● TO DO: Output the entries below exactly as written, omitting pictures.

---------- RECORD EXCERPTS ----------

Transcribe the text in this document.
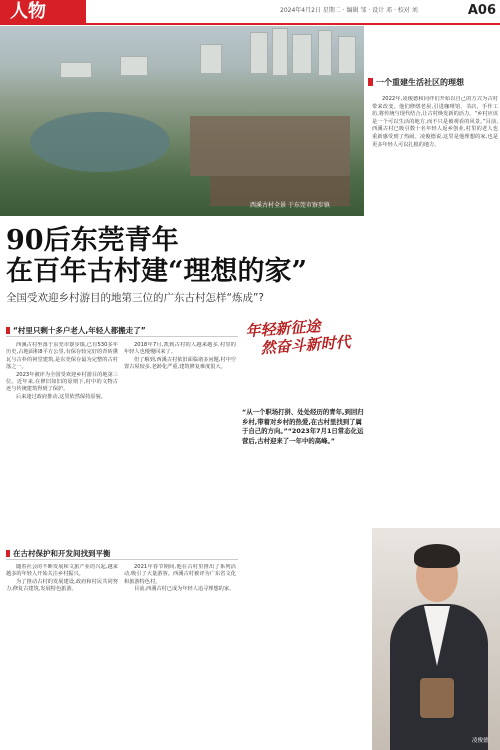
人物	2024年4月2日 星期二 · 编辑 邹 · 设计 邓 · 校对 刘	A06
西溪古村全景 于东莞市寮步镇
一个重建生活社区的理想

2022年,凌俊德和同伴们开始以自己的方式为古村带来改变。他们修缮老屋,引进咖啡馆、书店、手作工坊,将传统与现代结合,让古村焕发新的活力。“乡村应该是一个可以生活的地方,而不只是被观看的风景。”目前,西溪古村已吸引数十名年轻人返乡创业,村里的老人也重新感受到了热闹。凌俊德说,这里是他理想的家,也是更多年轻人可以扎根的地方。

90后东莞青年
在百年古村建“理想的家”
全国受欢迎乡村游目的地第三位的广东古村怎样“炼成”?
“村里只剩十多户老人,年轻人都搬走了”

西溪古村坐落于东莞市寮步镇,已有530多年历史,占地面积8平方公里,有保存较完好的青砖黛瓦与古朴的祠堂建筑,是东莞保存最为完整的古村落之一。

2023年被评为全国受欢迎乡村游目的地第三位。近年来,在修旧如旧的原则下,村中的文物古迹与传统建筑得到了保护。

后来逢过政府推动,这里依然保持原貌。

2018年7月,凯到古村的人越来越多,村里的年轻人也慢慢回来了。

但了解到,西溪古村依旧面临诸多问题,村中空置古屋较多,老龄化严重,建筑修复难度很大。

年轻新征途
然奋斗新时代
“从一个职场打拼、处处经历的青年,到回归乡村,带着对乡村的热爱,在古村里找到了属于自己的方向。”“2023年7月1日常态化运营后,古村迎来了一年中的高峰。”
在古村保护和开发间找到平衡

随着社会的不断发展和文旅产业的兴起,越来越多的年轻人开始关注乡村振兴。

为了推动古村的发展建设,政府和村民共同努力,修复古建筑,发展特色旅游。

2021年春节期间,他在古村里推出了系列活动,吸引了大量游客。西溪古村被评为广东省文化和旅游特色村。

目前,西溪古村已成为年轻人追寻理想的家。

凌俊德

----------

● RESULT FOR THIS TASK:
Transcribe the text in this document.
人物	2024年4月2日 星期二 · 编辑 邹 · 设计 邓 · 校对 刘	A06
西溪古村全景 于东莞市寮步镇
一个重建生活社区的理想

2022年,凌俊德和同伴们开始以自己的方式为古村带来改变。他们修缮老屋,引进咖啡馆、书店、手作工坊,将传统与现代结合,让古村焕发新的活力。“乡村应该是一个可以生活的地方,而不只是被观看的风景。”目前,西溪古村已吸引数十名年轻人返乡创业,村里的老人也重新感受到了热闹。凌俊德说,这里是他理想的家,也是更多年轻人可以扎根的地方。

90后东莞青年
在百年古村建“理想的家”
全国受欢迎乡村游目的地第三位的广东古村怎样“炼成”?
“村里只剩十多户老人,年轻人都搬走了”

西溪古村坐落于东莞市寮步镇,已有530多年历史,占地面积8平方公里,有保存较完好的青砖黛瓦与古朴的祠堂建筑,是东莞保存最为完整的古村落之一。

2023年被评为全国受欢迎乡村游目的地第三位。近年来,在修旧如旧的原则下,村中的文物古迹与传统建筑得到了保护。

后来逢过政府推动,这里依然保持原貌。

2018年7月,凯到古村的人越来越多,村里的年轻人也慢慢回来了。

但了解到,西溪古村依旧面临诸多问题,村中空置古屋较多,老龄化严重,建筑修复难度很大。

年轻新征途
然奋斗新时代
“从一个职场打拼、处处经历的青年,到回归乡村,带着对乡村的热爱,在古村里找到了属于自己的方向。”“2023年7月1日常态化运营后,古村迎来了一年中的高峰。”
在古村保护和开发间找到平衡

随着社会的不断发展和文旅产业的兴起,越来越多的年轻人开始关注乡村振兴。

为了推动古村的发展建设,政府和村民共同努力,修复古建筑,发展特色旅游。

2021年春节期间,他在古村里推出了系列活动,吸引了大量游客。西溪古村被评为广东省文化和旅游特色村。

目前,西溪古村已成为年轻人追寻理想的家。

凌俊德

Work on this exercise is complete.